Excerpts from a figure dataset:
--- --- ---

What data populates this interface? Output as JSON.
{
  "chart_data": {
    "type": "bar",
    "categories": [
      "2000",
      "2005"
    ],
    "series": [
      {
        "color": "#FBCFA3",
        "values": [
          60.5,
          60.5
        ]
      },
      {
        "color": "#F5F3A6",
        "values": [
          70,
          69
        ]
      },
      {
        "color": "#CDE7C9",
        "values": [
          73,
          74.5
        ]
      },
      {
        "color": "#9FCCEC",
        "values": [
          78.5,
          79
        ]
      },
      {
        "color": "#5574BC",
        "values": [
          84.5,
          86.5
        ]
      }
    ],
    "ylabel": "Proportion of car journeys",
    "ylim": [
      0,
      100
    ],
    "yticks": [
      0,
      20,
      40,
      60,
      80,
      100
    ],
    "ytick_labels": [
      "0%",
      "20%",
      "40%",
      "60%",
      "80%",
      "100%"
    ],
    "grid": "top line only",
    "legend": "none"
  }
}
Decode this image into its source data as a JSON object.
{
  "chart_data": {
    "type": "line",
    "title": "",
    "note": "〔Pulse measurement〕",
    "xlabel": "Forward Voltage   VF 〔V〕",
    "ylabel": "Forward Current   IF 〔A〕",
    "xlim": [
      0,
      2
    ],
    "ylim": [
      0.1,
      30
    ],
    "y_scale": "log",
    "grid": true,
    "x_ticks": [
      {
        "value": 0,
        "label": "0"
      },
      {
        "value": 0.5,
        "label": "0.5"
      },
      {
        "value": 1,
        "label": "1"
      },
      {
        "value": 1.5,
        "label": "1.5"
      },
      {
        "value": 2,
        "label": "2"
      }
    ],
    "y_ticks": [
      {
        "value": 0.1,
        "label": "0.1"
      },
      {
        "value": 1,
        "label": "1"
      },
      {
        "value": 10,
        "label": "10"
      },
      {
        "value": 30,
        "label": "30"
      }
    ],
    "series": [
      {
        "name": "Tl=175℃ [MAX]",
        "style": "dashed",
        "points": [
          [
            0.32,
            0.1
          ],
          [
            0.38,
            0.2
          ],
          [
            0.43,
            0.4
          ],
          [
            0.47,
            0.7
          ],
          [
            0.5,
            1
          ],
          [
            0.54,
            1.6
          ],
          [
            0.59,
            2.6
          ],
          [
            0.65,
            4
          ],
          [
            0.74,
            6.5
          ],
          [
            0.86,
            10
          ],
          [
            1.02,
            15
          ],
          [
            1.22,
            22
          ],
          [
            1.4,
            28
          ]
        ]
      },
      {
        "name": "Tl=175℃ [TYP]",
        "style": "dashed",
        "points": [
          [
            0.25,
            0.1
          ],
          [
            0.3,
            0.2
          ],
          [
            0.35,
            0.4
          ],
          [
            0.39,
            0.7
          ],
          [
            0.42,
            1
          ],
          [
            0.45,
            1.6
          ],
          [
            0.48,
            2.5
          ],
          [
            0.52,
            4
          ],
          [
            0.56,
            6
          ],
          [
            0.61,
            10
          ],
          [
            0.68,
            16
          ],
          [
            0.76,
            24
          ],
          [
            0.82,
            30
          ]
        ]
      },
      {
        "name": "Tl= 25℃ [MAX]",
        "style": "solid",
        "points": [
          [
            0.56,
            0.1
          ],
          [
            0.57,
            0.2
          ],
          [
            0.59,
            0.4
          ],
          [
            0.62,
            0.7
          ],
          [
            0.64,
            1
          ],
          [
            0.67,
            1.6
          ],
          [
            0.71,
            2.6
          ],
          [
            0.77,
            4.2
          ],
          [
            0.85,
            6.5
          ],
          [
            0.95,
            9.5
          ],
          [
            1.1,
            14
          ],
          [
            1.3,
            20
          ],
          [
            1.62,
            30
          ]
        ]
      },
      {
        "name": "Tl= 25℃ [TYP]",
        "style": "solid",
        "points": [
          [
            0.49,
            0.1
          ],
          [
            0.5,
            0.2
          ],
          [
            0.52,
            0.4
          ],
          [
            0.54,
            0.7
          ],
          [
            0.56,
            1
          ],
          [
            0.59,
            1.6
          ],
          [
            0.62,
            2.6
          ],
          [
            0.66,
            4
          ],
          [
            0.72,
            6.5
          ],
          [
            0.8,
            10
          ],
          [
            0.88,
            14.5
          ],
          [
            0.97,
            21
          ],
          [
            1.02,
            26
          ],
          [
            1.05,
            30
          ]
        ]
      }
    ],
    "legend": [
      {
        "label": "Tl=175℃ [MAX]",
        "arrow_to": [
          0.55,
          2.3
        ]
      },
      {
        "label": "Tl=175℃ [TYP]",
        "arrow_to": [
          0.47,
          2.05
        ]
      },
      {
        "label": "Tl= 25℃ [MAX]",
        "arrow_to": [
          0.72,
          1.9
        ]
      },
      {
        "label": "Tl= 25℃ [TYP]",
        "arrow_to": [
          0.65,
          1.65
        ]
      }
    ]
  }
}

--- --- ---

Output the records verbatim, from the first line to the last.

Expected answer
What data populates this interface? Output as JSON.
{
  "chart_data": {
    "type": "bar",
    "categories": [
      "2000",
      "2005"
    ],
    "series": [
      {
        "color": "#FBCFA3",
        "values": [
          60.5,
          60.5
        ]
      },
      {
        "color": "#F5F3A6",
        "values": [
          70,
          69
        ]
      },
      {
        "color": "#CDE7C9",
        "values": [
          73,
          74.5
        ]
      },
      {
        "color": "#9FCCEC",
        "values": [
          78.5,
          79
        ]
      },
      {
        "color": "#5574BC",
        "values": [
          84.5,
          86.5
        ]
      }
    ],
    "ylabel": "Proportion of car journeys",
    "ylim": [
      0,
      100
    ],
    "yticks": [
      0,
      20,
      40,
      60,
      80,
      100
    ],
    "ytick_labels": [
      "0%",
      "20%",
      "40%",
      "60%",
      "80%",
      "100%"
    ],
    "grid": "top line only",
    "legend": "none"
  }
}
Decode this image into its source data as a JSON object.
{
  "chart_data": {
    "type": "line",
    "title": "",
    "note": "〔Pulse measurement〕",
    "xlabel": "Forward Voltage   VF 〔V〕",
    "ylabel": "Forward Current   IF 〔A〕",
    "xlim": [
      0,
      2
    ],
    "ylim": [
      0.1,
      30
    ],
    "y_scale": "log",
    "grid": true,
    "x_ticks": [
      {
        "value": 0,
        "label": "0"
      },
      {
        "value": 0.5,
        "label": "0.5"
      },
      {
        "value": 1,
        "label": "1"
      },
      {
        "value": 1.5,
        "label": "1.5"
      },
      {
        "value": 2,
        "label": "2"
      }
    ],
    "y_ticks": [
      {
        "value": 0.1,
        "label": "0.1"
      },
      {
        "value": 1,
        "label": "1"
      },
      {
        "value": 10,
        "label": "10"
      },
      {
        "value": 30,
        "label": "30"
      }
    ],
    "series": [
      {
        "name": "Tl=175℃ [MAX]",
        "style": "dashed",
        "points": [
          [
            0.32,
            0.1
          ],
          [
            0.38,
            0.2
          ],
          [
            0.43,
            0.4
          ],
          [
            0.47,
            0.7
          ],
          [
            0.5,
            1
          ],
          [
            0.54,
            1.6
          ],
          [
            0.59,
            2.6
          ],
          [
            0.65,
            4
          ],
          [
            0.74,
            6.5
          ],
          [
            0.86,
            10
          ],
          [
            1.02,
            15
          ],
          [
            1.22,
            22
          ],
          [
            1.4,
            28
          ]
        ]
      },
      {
        "name": "Tl=175℃ [TYP]",
        "style": "dashed",
        "points": [
          [
            0.25,
            0.1
          ],
          [
            0.3,
            0.2
          ],
          [
            0.35,
            0.4
          ],
          [
            0.39,
            0.7
          ],
          [
            0.42,
            1
          ],
          [
            0.45,
            1.6
          ],
          [
            0.48,
            2.5
          ],
          [
            0.52,
            4
          ],
          [
            0.56,
            6
          ],
          [
            0.61,
            10
          ],
          [
            0.68,
            16
          ],
          [
            0.76,
            24
          ],
          [
            0.82,
            30
          ]
        ]
      },
      {
        "name": "Tl= 25℃ [MAX]",
        "style": "solid",
        "points": [
          [
            0.56,
            0.1
          ],
          [
            0.57,
            0.2
          ],
          [
            0.59,
            0.4
          ],
          [
            0.62,
            0.7
          ],
          [
            0.64,
            1
          ],
          [
            0.67,
            1.6
          ],
          [
            0.71,
            2.6
          ],
          [
            0.77,
            4.2
          ],
          [
            0.85,
            6.5
          ],
          [
            0.95,
            9.5
          ],
          [
            1.1,
            14
          ],
          [
            1.3,
            20
          ],
          [
            1.62,
            30
          ]
        ]
      },
      {
        "name": "Tl= 25℃ [TYP]",
        "style": "solid",
        "points": [
          [
            0.49,
            0.1
          ],
          [
            0.5,
            0.2
          ],
          [
            0.52,
            0.4
          ],
          [
            0.54,
            0.7
          ],
          [
            0.56,
            1
          ],
          [
            0.59,
            1.6
          ],
          [
            0.62,
            2.6
          ],
          [
            0.66,
            4
          ],
          [
            0.72,
            6.5
          ],
          [
            0.8,
            10
          ],
          [
            0.88,
            14.5
          ],
          [
            0.97,
            21
          ],
          [
            1.02,
            26
          ],
          [
            1.05,
            30
          ]
        ]
      }
    ],
    "legend": [
      {
        "label": "Tl=175℃ [MAX]",
        "arrow_to": [
          0.55,
          2.3
        ]
      },
      {
        "label": "Tl=175℃ [TYP]",
        "arrow_to": [
          0.47,
          2.05
        ]
      },
      {
        "label": "Tl= 25℃ [MAX]",
        "arrow_to": [
          0.72,
          1.9
        ]
      },
      {
        "label": "Tl= 25℃ [TYP]",
        "arrow_to": [
          0.65,
          1.65
        ]
      }
    ]
  }
}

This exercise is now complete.